(begin)

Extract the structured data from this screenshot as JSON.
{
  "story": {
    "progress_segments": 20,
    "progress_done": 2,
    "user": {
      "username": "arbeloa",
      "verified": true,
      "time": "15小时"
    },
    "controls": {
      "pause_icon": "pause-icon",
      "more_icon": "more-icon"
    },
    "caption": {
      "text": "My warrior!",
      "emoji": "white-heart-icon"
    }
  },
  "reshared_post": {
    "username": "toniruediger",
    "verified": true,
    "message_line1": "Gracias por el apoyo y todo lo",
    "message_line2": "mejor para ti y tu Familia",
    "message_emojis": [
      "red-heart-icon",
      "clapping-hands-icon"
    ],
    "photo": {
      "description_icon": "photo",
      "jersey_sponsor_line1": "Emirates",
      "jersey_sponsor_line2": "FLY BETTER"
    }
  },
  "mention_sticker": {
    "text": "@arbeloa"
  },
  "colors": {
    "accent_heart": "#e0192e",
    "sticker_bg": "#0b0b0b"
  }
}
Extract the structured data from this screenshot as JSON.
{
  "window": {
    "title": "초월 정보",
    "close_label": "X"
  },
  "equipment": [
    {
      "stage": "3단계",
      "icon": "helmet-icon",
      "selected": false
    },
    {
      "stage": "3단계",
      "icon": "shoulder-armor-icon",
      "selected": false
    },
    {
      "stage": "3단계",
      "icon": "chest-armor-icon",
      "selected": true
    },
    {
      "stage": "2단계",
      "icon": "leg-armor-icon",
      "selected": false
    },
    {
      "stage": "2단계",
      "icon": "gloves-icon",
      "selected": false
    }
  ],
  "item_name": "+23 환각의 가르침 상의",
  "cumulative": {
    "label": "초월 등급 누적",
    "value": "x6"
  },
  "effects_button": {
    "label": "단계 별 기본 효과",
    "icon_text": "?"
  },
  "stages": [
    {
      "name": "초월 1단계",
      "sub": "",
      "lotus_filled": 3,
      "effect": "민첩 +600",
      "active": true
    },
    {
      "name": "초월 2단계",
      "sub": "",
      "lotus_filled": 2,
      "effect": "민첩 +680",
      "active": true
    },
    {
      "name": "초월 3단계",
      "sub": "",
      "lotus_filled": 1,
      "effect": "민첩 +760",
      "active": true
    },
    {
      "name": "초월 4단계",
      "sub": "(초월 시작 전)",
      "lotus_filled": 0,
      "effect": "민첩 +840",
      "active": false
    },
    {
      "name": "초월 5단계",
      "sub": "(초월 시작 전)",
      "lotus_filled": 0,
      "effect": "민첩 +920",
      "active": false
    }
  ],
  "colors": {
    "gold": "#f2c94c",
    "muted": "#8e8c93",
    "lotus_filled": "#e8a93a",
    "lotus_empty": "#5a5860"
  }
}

(end)

**Stated exercise**
Return all the data exactly as given.

**Written solution**
Extract the structured data from this screenshot as JSON.
{
  "story": {
    "progress_segments": 20,
    "progress_done": 2,
    "user": {
      "username": "arbeloa",
      "verified": true,
      "time": "15小时"
    },
    "controls": {
      "pause_icon": "pause-icon",
      "more_icon": "more-icon"
    },
    "caption": {
      "text": "My warrior!",
      "emoji": "white-heart-icon"
    }
  },
  "reshared_post": {
    "username": "toniruediger",
    "verified": true,
    "message_line1": "Gracias por el apoyo y todo lo",
    "message_line2": "mejor para ti y tu Familia",
    "message_emojis": [
      "red-heart-icon",
      "clapping-hands-icon"
    ],
    "photo": {
      "description_icon": "photo",
      "jersey_sponsor_line1": "Emirates",
      "jersey_sponsor_line2": "FLY BETTER"
    }
  },
  "mention_sticker": {
    "text": "@arbeloa"
  },
  "colors": {
    "accent_heart": "#e0192e",
    "sticker_bg": "#0b0b0b"
  }
}
Extract the structured data from this screenshot as JSON.
{
  "window": {
    "title": "초월 정보",
    "close_label": "X"
  },
  "equipment": [
    {
      "stage": "3단계",
      "icon": "helmet-icon",
      "selected": false
    },
    {
      "stage": "3단계",
      "icon": "shoulder-armor-icon",
      "selected": false
    },
    {
      "stage": "3단계",
      "icon": "chest-armor-icon",
      "selected": true
    },
    {
      "stage": "2단계",
      "icon": "leg-armor-icon",
      "selected": false
    },
    {
      "stage": "2단계",
      "icon": "gloves-icon",
      "selected": false
    }
  ],
  "item_name": "+23 환각의 가르침 상의",
  "cumulative": {
    "label": "초월 등급 누적",
    "value": "x6"
  },
  "effects_button": {
    "label": "단계 별 기본 효과",
    "icon_text": "?"
  },
  "stages": [
    {
      "name": "초월 1단계",
      "sub": "",
      "lotus_filled": 3,
      "effect": "민첩 +600",
      "active": true
    },
    {
      "name": "초월 2단계",
      "sub": "",
      "lotus_filled": 2,
      "effect": "민첩 +680",
      "active": true
    },
    {
      "name": "초월 3단계",
      "sub": "",
      "lotus_filled": 1,
      "effect": "민첩 +760",
      "active": true
    },
    {
      "name": "초월 4단계",
      "sub": "(초월 시작 전)",
      "lotus_filled": 0,
      "effect": "민첩 +840",
      "active": false
    },
    {
      "name": "초월 5단계",
      "sub": "(초월 시작 전)",
      "lotus_filled": 0,
      "effect": "민첩 +920",
      "active": false
    }
  ],
  "colors": {
    "gold": "#f2c94c",
    "muted": "#8e8c93",
    "lotus_filled": "#e8a93a",
    "lotus_empty": "#5a5860"
  }
}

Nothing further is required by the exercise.